━━━ Supplied entries ━━━

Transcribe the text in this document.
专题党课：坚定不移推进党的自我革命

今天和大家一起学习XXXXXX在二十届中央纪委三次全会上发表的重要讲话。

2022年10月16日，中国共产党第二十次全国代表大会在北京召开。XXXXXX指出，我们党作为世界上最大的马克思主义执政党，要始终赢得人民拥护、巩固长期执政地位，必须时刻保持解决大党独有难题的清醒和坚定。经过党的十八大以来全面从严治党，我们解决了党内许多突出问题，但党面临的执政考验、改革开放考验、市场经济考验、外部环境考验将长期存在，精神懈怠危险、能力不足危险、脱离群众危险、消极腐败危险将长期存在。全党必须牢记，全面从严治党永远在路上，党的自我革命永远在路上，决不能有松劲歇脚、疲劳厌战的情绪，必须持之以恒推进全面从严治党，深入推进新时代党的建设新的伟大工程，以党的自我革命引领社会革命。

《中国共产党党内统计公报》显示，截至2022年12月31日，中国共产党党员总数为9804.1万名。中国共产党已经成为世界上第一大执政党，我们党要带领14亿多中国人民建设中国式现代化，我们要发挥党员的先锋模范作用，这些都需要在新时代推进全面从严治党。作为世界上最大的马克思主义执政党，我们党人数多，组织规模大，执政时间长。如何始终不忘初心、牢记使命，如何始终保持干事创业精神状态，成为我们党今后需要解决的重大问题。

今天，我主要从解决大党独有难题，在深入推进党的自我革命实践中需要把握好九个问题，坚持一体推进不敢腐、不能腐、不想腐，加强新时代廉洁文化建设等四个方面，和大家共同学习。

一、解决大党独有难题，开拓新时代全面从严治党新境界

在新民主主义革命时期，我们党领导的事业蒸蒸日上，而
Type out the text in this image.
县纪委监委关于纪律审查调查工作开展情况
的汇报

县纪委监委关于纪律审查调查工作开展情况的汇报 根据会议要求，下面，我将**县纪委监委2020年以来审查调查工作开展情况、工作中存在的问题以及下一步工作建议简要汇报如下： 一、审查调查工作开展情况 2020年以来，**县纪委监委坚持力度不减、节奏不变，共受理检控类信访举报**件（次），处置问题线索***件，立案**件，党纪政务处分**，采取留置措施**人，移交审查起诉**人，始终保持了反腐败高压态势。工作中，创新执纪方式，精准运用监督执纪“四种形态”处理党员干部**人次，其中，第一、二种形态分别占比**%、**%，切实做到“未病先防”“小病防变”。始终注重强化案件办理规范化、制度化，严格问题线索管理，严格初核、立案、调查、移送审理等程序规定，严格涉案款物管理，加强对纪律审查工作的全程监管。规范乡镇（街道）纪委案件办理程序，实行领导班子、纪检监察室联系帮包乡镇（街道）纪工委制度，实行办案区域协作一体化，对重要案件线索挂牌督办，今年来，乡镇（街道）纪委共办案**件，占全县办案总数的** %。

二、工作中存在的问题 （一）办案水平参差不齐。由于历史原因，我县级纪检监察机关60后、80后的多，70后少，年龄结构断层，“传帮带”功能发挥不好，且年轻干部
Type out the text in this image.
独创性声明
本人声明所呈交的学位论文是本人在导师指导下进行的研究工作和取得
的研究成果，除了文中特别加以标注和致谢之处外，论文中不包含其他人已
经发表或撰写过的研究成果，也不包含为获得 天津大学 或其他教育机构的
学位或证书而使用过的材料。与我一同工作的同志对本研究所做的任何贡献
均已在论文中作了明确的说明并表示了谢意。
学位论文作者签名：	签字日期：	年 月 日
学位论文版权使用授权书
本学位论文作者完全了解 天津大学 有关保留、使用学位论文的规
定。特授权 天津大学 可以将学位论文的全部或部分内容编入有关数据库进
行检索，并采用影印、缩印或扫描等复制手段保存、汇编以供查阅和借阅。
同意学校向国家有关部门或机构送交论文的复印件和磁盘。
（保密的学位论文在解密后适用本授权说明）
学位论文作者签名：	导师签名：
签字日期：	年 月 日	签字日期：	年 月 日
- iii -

━━━

Short problem:
Repeat the material above in full, exactly as it stands.

The output:
Transcribe the text in this document.
专题党课：坚定不移推进党的自我革命

今天和大家一起学习XXXXXX在二十届中央纪委三次全会上发表的重要讲话。

2022年10月16日，中国共产党第二十次全国代表大会在北京召开。XXXXXX指出，我们党作为世界上最大的马克思主义执政党，要始终赢得人民拥护、巩固长期执政地位，必须时刻保持解决大党独有难题的清醒和坚定。经过党的十八大以来全面从严治党，我们解决了党内许多突出问题，但党面临的执政考验、改革开放考验、市场经济考验、外部环境考验将长期存在，精神懈怠危险、能力不足危险、脱离群众危险、消极腐败危险将长期存在。全党必须牢记，全面从严治党永远在路上，党的自我革命永远在路上，决不能有松劲歇脚、疲劳厌战的情绪，必须持之以恒推进全面从严治党，深入推进新时代党的建设新的伟大工程，以党的自我革命引领社会革命。

《中国共产党党内统计公报》显示，截至2022年12月31日，中国共产党党员总数为9804.1万名。中国共产党已经成为世界上第一大执政党，我们党要带领14亿多中国人民建设中国式现代化，我们要发挥党员的先锋模范作用，这些都需要在新时代推进全面从严治党。作为世界上最大的马克思主义执政党，我们党人数多，组织规模大，执政时间长。如何始终不忘初心、牢记使命，如何始终保持干事创业精神状态，成为我们党今后需要解决的重大问题。

今天，我主要从解决大党独有难题，在深入推进党的自我革命实践中需要把握好九个问题，坚持一体推进不敢腐、不能腐、不想腐，加强新时代廉洁文化建设等四个方面，和大家共同学习。

一、解决大党独有难题，开拓新时代全面从严治党新境界

在新民主主义革命时期，我们党领导的事业蒸蒸日上，而
Type out the text in this image.
县纪委监委关于纪律审查调查工作开展情况
的汇报

县纪委监委关于纪律审查调查工作开展情况的汇报 根据会议要求，下面，我将**县纪委监委2020年以来审查调查工作开展情况、工作中存在的问题以及下一步工作建议简要汇报如下： 一、审查调查工作开展情况 2020年以来，**县纪委监委坚持力度不减、节奏不变，共受理检控类信访举报**件（次），处置问题线索***件，立案**件，党纪政务处分**，采取留置措施**人，移交审查起诉**人，始终保持了反腐败高压态势。工作中，创新执纪方式，精准运用监督执纪“四种形态”处理党员干部**人次，其中，第一、二种形态分别占比**%、**%，切实做到“未病先防”“小病防变”。始终注重强化案件办理规范化、制度化，严格问题线索管理，严格初核、立案、调查、移送审理等程序规定，严格涉案款物管理，加强对纪律审查工作的全程监管。规范乡镇（街道）纪委案件办理程序，实行领导班子、纪检监察室联系帮包乡镇（街道）纪工委制度，实行办案区域协作一体化，对重要案件线索挂牌督办，今年来，乡镇（街道）纪委共办案**件，占全县办案总数的** %。

二、工作中存在的问题 （一）办案水平参差不齐。由于历史原因，我县级纪检监察机关60后、80后的多，70后少，年龄结构断层，“传帮带”功能发挥不好，且年轻干部
Type out the text in this image.
独创性声明
本人声明所呈交的学位论文是本人在导师指导下进行的研究工作和取得
的研究成果，除了文中特别加以标注和致谢之处外，论文中不包含其他人已
经发表或撰写过的研究成果，也不包含为获得 天津大学 或其他教育机构的
学位或证书而使用过的材料。与我一同工作的同志对本研究所做的任何贡献
均已在论文中作了明确的说明并表示了谢意。
学位论文作者签名：	签字日期：	年 月 日
学位论文版权使用授权书
本学位论文作者完全了解 天津大学 有关保留、使用学位论文的规
定。特授权 天津大学 可以将学位论文的全部或部分内容编入有关数据库进
行检索，并采用影印、缩印或扫描等复制手段保存、汇编以供查阅和借阅。
同意学校向国家有关部门或机构送交论文的复印件和磁盘。
（保密的学位论文在解密后适用本授权说明）
学位论文作者签名：	导师签名：
签字日期：	年 月 日	签字日期：	年 月 日
- iii -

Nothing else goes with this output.